**What this task involves:**
List the lines below as a numbered list, starting with the first line and ending with the line that holds "- peak-label: 3-CQA: [163, 636, 206, 654]", both included. Skip any blank lines.

**Exercise material:**
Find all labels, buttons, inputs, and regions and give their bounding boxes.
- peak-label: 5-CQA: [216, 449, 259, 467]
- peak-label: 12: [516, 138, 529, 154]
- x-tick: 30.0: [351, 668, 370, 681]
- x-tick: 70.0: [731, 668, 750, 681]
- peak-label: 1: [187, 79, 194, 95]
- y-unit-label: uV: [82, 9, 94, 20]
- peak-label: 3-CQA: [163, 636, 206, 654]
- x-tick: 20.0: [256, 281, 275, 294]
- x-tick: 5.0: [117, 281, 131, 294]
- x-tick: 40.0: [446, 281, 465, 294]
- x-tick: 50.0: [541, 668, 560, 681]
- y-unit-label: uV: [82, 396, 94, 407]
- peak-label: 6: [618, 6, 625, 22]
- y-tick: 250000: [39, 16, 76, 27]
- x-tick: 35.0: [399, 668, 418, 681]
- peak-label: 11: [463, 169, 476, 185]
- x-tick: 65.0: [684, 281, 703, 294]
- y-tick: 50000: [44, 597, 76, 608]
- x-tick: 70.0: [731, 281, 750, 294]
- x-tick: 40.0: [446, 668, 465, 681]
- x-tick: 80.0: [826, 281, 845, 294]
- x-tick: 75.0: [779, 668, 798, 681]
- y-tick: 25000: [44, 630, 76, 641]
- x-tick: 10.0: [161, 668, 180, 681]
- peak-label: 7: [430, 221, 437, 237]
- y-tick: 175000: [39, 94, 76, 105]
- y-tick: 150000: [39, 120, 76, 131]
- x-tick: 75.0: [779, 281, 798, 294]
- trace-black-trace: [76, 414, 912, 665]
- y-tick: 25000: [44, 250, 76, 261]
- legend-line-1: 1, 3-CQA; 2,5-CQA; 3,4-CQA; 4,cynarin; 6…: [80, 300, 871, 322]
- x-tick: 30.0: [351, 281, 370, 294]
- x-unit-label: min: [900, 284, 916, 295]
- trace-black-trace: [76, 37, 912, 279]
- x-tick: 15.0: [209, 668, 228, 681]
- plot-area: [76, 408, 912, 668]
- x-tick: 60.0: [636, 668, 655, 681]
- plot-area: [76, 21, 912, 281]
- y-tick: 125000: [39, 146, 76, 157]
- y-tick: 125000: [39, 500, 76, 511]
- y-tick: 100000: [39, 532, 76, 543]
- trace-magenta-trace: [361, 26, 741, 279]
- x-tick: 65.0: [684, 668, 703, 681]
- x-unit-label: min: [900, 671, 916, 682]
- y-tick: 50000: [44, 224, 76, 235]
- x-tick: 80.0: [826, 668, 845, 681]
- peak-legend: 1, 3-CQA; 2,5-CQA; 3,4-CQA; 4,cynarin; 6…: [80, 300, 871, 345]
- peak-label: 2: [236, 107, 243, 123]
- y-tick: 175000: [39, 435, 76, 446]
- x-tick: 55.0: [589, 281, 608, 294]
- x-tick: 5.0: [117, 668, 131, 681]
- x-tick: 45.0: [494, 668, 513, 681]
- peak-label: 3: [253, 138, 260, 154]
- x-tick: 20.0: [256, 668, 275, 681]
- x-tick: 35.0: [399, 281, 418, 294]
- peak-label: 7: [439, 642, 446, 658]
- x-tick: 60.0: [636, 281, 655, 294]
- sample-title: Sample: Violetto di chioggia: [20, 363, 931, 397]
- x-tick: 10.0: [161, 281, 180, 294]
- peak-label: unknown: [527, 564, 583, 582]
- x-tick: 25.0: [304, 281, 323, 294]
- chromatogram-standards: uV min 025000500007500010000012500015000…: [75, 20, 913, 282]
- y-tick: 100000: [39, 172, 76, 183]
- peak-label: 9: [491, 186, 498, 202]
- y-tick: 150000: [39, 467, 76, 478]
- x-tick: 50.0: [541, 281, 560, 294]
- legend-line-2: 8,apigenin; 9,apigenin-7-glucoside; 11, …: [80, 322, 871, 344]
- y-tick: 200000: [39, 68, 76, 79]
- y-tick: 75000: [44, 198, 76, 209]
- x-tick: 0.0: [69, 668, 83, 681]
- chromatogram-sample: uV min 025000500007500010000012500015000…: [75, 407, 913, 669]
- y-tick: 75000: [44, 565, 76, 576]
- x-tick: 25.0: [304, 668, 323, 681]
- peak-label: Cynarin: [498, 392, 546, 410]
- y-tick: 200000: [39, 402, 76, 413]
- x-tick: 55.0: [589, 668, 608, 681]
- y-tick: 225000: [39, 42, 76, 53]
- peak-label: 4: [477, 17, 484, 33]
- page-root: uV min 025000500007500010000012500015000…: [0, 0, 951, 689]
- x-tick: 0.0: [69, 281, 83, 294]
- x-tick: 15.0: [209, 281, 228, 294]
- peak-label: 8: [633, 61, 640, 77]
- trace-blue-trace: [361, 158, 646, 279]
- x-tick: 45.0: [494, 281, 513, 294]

**Correct answer:**
1. Find all labels, buttons, inputs, and regions and give their bounding boxes.
2. - peak-label: 5-CQA: [216, 449, 259, 467]
3. - peak-label: 12: [516, 138, 529, 154]
4. - x-tick: 30.0: [351, 668, 370, 681]
5. - x-tick: 70.0: [731, 668, 750, 681]
6. - peak-label: 1: [187, 79, 194, 95]
7. - y-unit-label: uV: [82, 9, 94, 20]
8. - peak-label: 3-CQA: [163, 636, 206, 654]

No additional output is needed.